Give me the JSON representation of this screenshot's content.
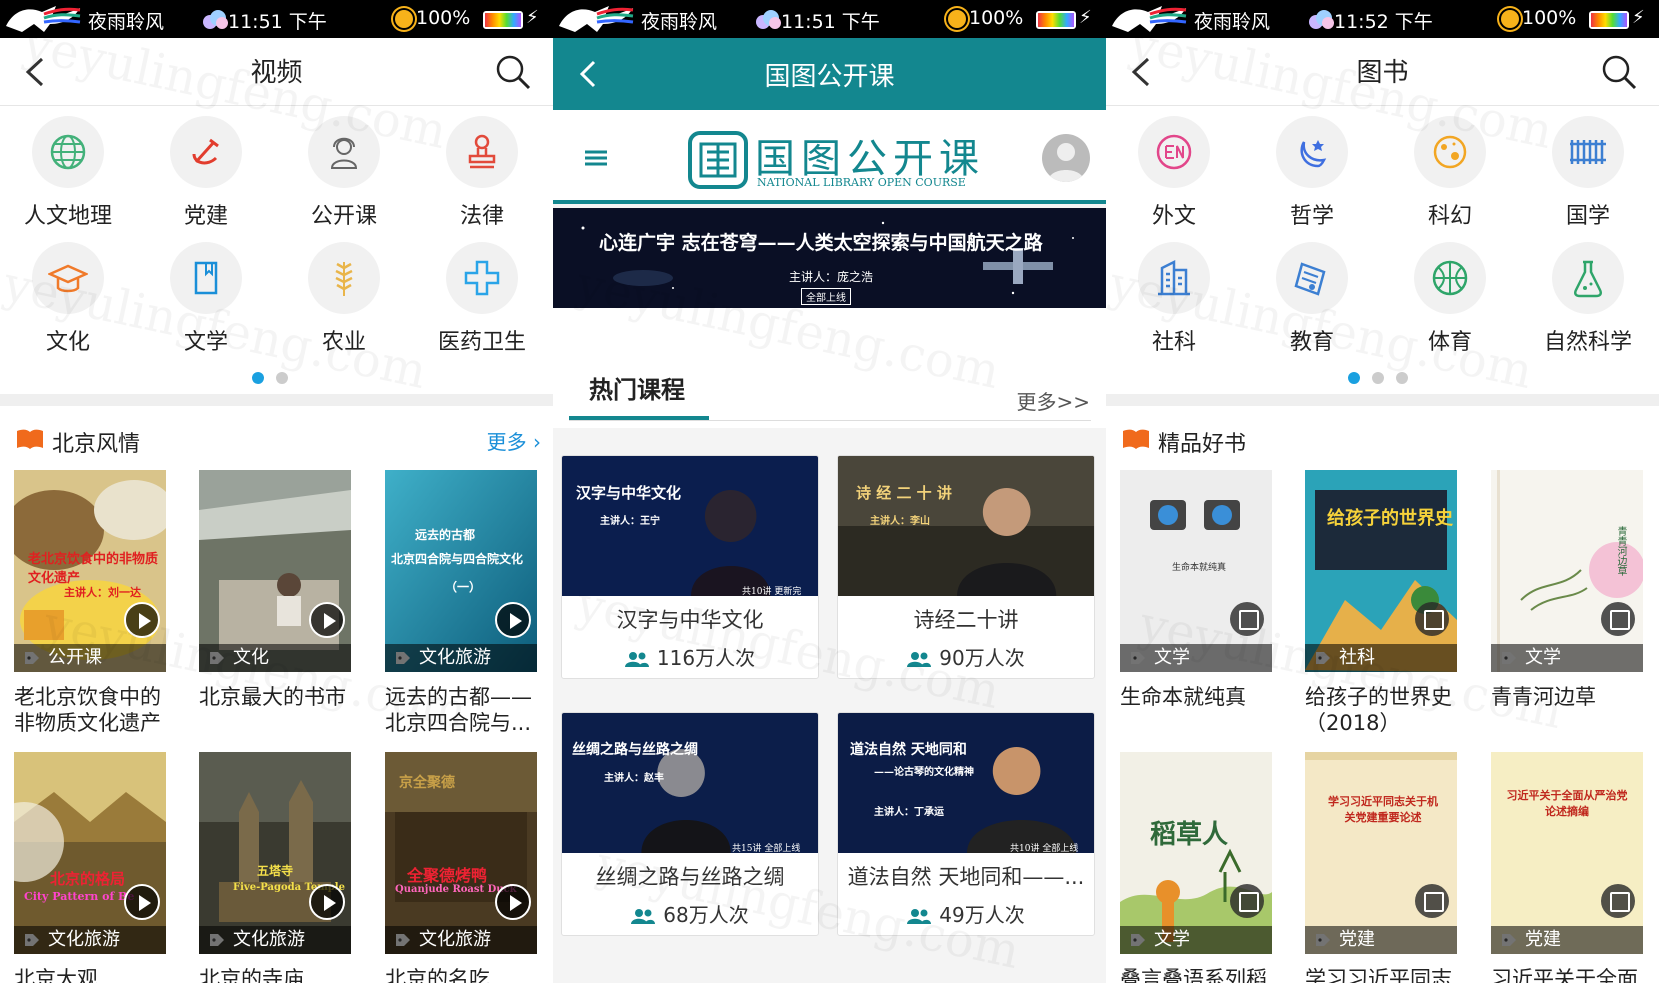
{
  "status_bars": [
    {
      "name": "夜雨聆风",
      "time": "11:51 下午",
      "battery": "100%"
    },
    {
      "name": "夜雨聆风",
      "time": "11:51 下午",
      "battery": "100%"
    },
    {
      "name": "夜雨聆风",
      "time": "11:52 下午",
      "battery": "100%"
    }
  ],
  "video": {
    "title": "视频",
    "categories": [
      {
        "label": "人文地理",
        "icon": "globe-icon"
      },
      {
        "label": "党建",
        "icon": "party-emblem-icon"
      },
      {
        "label": "公开课",
        "icon": "headset-person-icon"
      },
      {
        "label": "法律",
        "icon": "stamp-icon"
      },
      {
        "label": "文化",
        "icon": "graduation-cap-icon"
      },
      {
        "label": "文学",
        "icon": "book-icon"
      },
      {
        "label": "农业",
        "icon": "wheat-icon"
      },
      {
        "label": "医药卫生",
        "icon": "medical-cross-icon"
      }
    ],
    "pages": 2,
    "active_page": 1,
    "section_title": "北京风情",
    "more": "更多",
    "items": [
      {
        "tag": "公开课",
        "caption": "老北京饮食中的非物质文化遗产",
        "overlay": "老北京饮食中的非物质文化遗产",
        "overlay_sub": "主讲人：刘一达"
      },
      {
        "tag": "文化",
        "caption": "北京最大的书市",
        "overlay": "",
        "overlay_sub": ""
      },
      {
        "tag": "文化旅游",
        "caption": "远去的古都——北京四合院与...",
        "overlay": "远去的古都",
        "overlay_sub": "北京四合院与四合院文化",
        "overlay_sub2": "（一）"
      },
      {
        "tag": "文化旅游",
        "caption": "北京大观",
        "overlay": "北京的格局",
        "overlay_sub": "City Pattern of Be"
      },
      {
        "tag": "文化旅游",
        "caption": "北京的寺庙",
        "overlay": "五塔寺",
        "overlay_sub": "Five-Pagoda Temple"
      },
      {
        "tag": "文化旅游",
        "caption": "北京的名吃",
        "overlay": "全聚德烤鸭",
        "overlay_sub": "Quanjude Roast Duck",
        "overlay_top": "京全聚德"
      }
    ]
  },
  "lecture": {
    "title": "国图公开课",
    "logo_cn": "国图公开课",
    "logo_en": "NATIONAL LIBRARY OPEN COURSE",
    "banner_title": "心连广宇 志在苍穹——人类太空探索与中国航天之路",
    "banner_speaker": "主讲人：庞之浩",
    "banner_button": "全部上线",
    "hot_title": "热门课程",
    "hot_more": "更多>>",
    "courses": [
      {
        "title": "汉字与中华文化",
        "views": "116万人次",
        "overlay": "汉字与中华文化",
        "speaker": "主讲人：王宁",
        "episodes": "共10讲 更新完"
      },
      {
        "title": "诗经二十讲",
        "views": "90万人次",
        "overlay": "诗 经 二 十 讲",
        "speaker": "主讲人：李山",
        "episodes": ""
      },
      {
        "title": "丝绸之路与丝路之绸",
        "views": "68万人次",
        "overlay": "丝绸之路与丝路之绸",
        "speaker": "主讲人：赵丰",
        "episodes": "共15讲 全部上线"
      },
      {
        "title": "道法自然 天地同和——...",
        "views": "49万人次",
        "overlay": "道法自然 天地同和",
        "overlay_sub": "——论古琴的文化精神",
        "speaker": "主讲人：丁承运",
        "episodes": "共10讲 全部上线"
      }
    ]
  },
  "books": {
    "title": "图书",
    "categories": [
      {
        "label": "外文",
        "icon": "foreign-language-icon"
      },
      {
        "label": "哲学",
        "icon": "moon-star-icon"
      },
      {
        "label": "科幻",
        "icon": "planet-icon"
      },
      {
        "label": "国学",
        "icon": "bamboo-slips-icon"
      },
      {
        "label": "社科",
        "icon": "building-doc-icon"
      },
      {
        "label": "教育",
        "icon": "certificate-icon"
      },
      {
        "label": "体育",
        "icon": "basketball-icon"
      },
      {
        "label": "自然科学",
        "icon": "flask-icon"
      }
    ],
    "pages": 3,
    "active_page": 1,
    "section_title": "精品好书",
    "items": [
      {
        "tag": "文学",
        "caption": "生命本就纯真",
        "cover_text": "生命本就纯真"
      },
      {
        "tag": "社科",
        "caption": "给孩子的世界史（2018）",
        "cover_text": "给孩子的世界史"
      },
      {
        "tag": "文学",
        "caption": "青青河边草",
        "cover_text": "青青河边草"
      },
      {
        "tag": "文学",
        "caption": "叠言叠语系列稻",
        "cover_text": "稻草人"
      },
      {
        "tag": "党建",
        "caption": "学习习近平同志",
        "cover_text": "学习习近平同志关于机关党建重要论述"
      },
      {
        "tag": "党建",
        "caption": "习近平关于全面",
        "cover_text": "习近平关于全面从严治党论述摘编"
      }
    ]
  },
  "watermark": "yeyulingfeng.com",
  "colors": {
    "teal": "#13878f",
    "accent_blue": "#1a8fd8",
    "section_orange": "#f06a1c",
    "dot_active": "#1aa0e0"
  }
}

** SET PROBLEM **
Print the whole listing above once more, word for word, without its pictures.

** RESPONSE TO THE EXERCISE **
Give me the JSON representation of this screenshot's content.
{
  "status_bars": [
    {
      "name": "夜雨聆风",
      "time": "11:51 下午",
      "battery": "100%"
    },
    {
      "name": "夜雨聆风",
      "time": "11:51 下午",
      "battery": "100%"
    },
    {
      "name": "夜雨聆风",
      "time": "11:52 下午",
      "battery": "100%"
    }
  ],
  "video": {
    "title": "视频",
    "categories": [
      {
        "label": "人文地理",
        "icon": "globe-icon"
      },
      {
        "label": "党建",
        "icon": "party-emblem-icon"
      },
      {
        "label": "公开课",
        "icon": "headset-person-icon"
      },
      {
        "label": "法律",
        "icon": "stamp-icon"
      },
      {
        "label": "文化",
        "icon": "graduation-cap-icon"
      },
      {
        "label": "文学",
        "icon": "book-icon"
      },
      {
        "label": "农业",
        "icon": "wheat-icon"
      },
      {
        "label": "医药卫生",
        "icon": "medical-cross-icon"
      }
    ],
    "pages": 2,
    "active_page": 1,
    "section_title": "北京风情",
    "more": "更多",
    "items": [
      {
        "tag": "公开课",
        "caption": "老北京饮食中的非物质文化遗产",
        "overlay": "老北京饮食中的非物质文化遗产",
        "overlay_sub": "主讲人：刘一达"
      },
      {
        "tag": "文化",
        "caption": "北京最大的书市",
        "overlay": "",
        "overlay_sub": ""
      },
      {
        "tag": "文化旅游",
        "caption": "远去的古都——北京四合院与...",
        "overlay": "远去的古都",
        "overlay_sub": "北京四合院与四合院文化",
        "overlay_sub2": "（一）"
      },
      {
        "tag": "文化旅游",
        "caption": "北京大观",
        "overlay": "北京的格局",
        "overlay_sub": "City Pattern of Be"
      },
      {
        "tag": "文化旅游",
        "caption": "北京的寺庙",
        "overlay": "五塔寺",
        "overlay_sub": "Five-Pagoda Temple"
      },
      {
        "tag": "文化旅游",
        "caption": "北京的名吃",
        "overlay": "全聚德烤鸭",
        "overlay_sub": "Quanjude Roast Duck",
        "overlay_top": "京全聚德"
      }
    ]
  },
  "lecture": {
    "title": "国图公开课",
    "logo_cn": "国图公开课",
    "logo_en": "NATIONAL LIBRARY OPEN COURSE",
    "banner_title": "心连广宇 志在苍穹——人类太空探索与中国航天之路",
    "banner_speaker": "主讲人：庞之浩",
    "banner_button": "全部上线",
    "hot_title": "热门课程",
    "hot_more": "更多>>",
    "courses": [
      {
        "title": "汉字与中华文化",
        "views": "116万人次",
        "overlay": "汉字与中华文化",
        "speaker": "主讲人：王宁",
        "episodes": "共10讲 更新完"
      },
      {
        "title": "诗经二十讲",
        "views": "90万人次",
        "overlay": "诗 经 二 十 讲",
        "speaker": "主讲人：李山",
        "episodes": ""
      },
      {
        "title": "丝绸之路与丝路之绸",
        "views": "68万人次",
        "overlay": "丝绸之路与丝路之绸",
        "speaker": "主讲人：赵丰",
        "episodes": "共15讲 全部上线"
      },
      {
        "title": "道法自然 天地同和——...",
        "views": "49万人次",
        "overlay": "道法自然 天地同和",
        "overlay_sub": "——论古琴的文化精神",
        "speaker": "主讲人：丁承运",
        "episodes": "共10讲 全部上线"
      }
    ]
  },
  "books": {
    "title": "图书",
    "categories": [
      {
        "label": "外文",
        "icon": "foreign-language-icon"
      },
      {
        "label": "哲学",
        "icon": "moon-star-icon"
      },
      {
        "label": "科幻",
        "icon": "planet-icon"
      },
      {
        "label": "国学",
        "icon": "bamboo-slips-icon"
      },
      {
        "label": "社科",
        "icon": "building-doc-icon"
      },
      {
        "label": "教育",
        "icon": "certificate-icon"
      },
      {
        "label": "体育",
        "icon": "basketball-icon"
      },
      {
        "label": "自然科学",
        "icon": "flask-icon"
      }
    ],
    "pages": 3,
    "active_page": 1,
    "section_title": "精品好书",
    "items": [
      {
        "tag": "文学",
        "caption": "生命本就纯真",
        "cover_text": "生命本就纯真"
      },
      {
        "tag": "社科",
        "caption": "给孩子的世界史（2018）",
        "cover_text": "给孩子的世界史"
      },
      {
        "tag": "文学",
        "caption": "青青河边草",
        "cover_text": "青青河边草"
      },
      {
        "tag": "文学",
        "caption": "叠言叠语系列稻",
        "cover_text": "稻草人"
      },
      {
        "tag": "党建",
        "caption": "学习习近平同志",
        "cover_text": "学习习近平同志关于机关党建重要论述"
      },
      {
        "tag": "党建",
        "caption": "习近平关于全面",
        "cover_text": "习近平关于全面从严治党论述摘编"
      }
    ]
  },
  "watermark": "yeyulingfeng.com",
  "colors": {
    "teal": "#13878f",
    "accent_blue": "#1a8fd8",
    "section_orange": "#f06a1c",
    "dot_active": "#1aa0e0"
  }
}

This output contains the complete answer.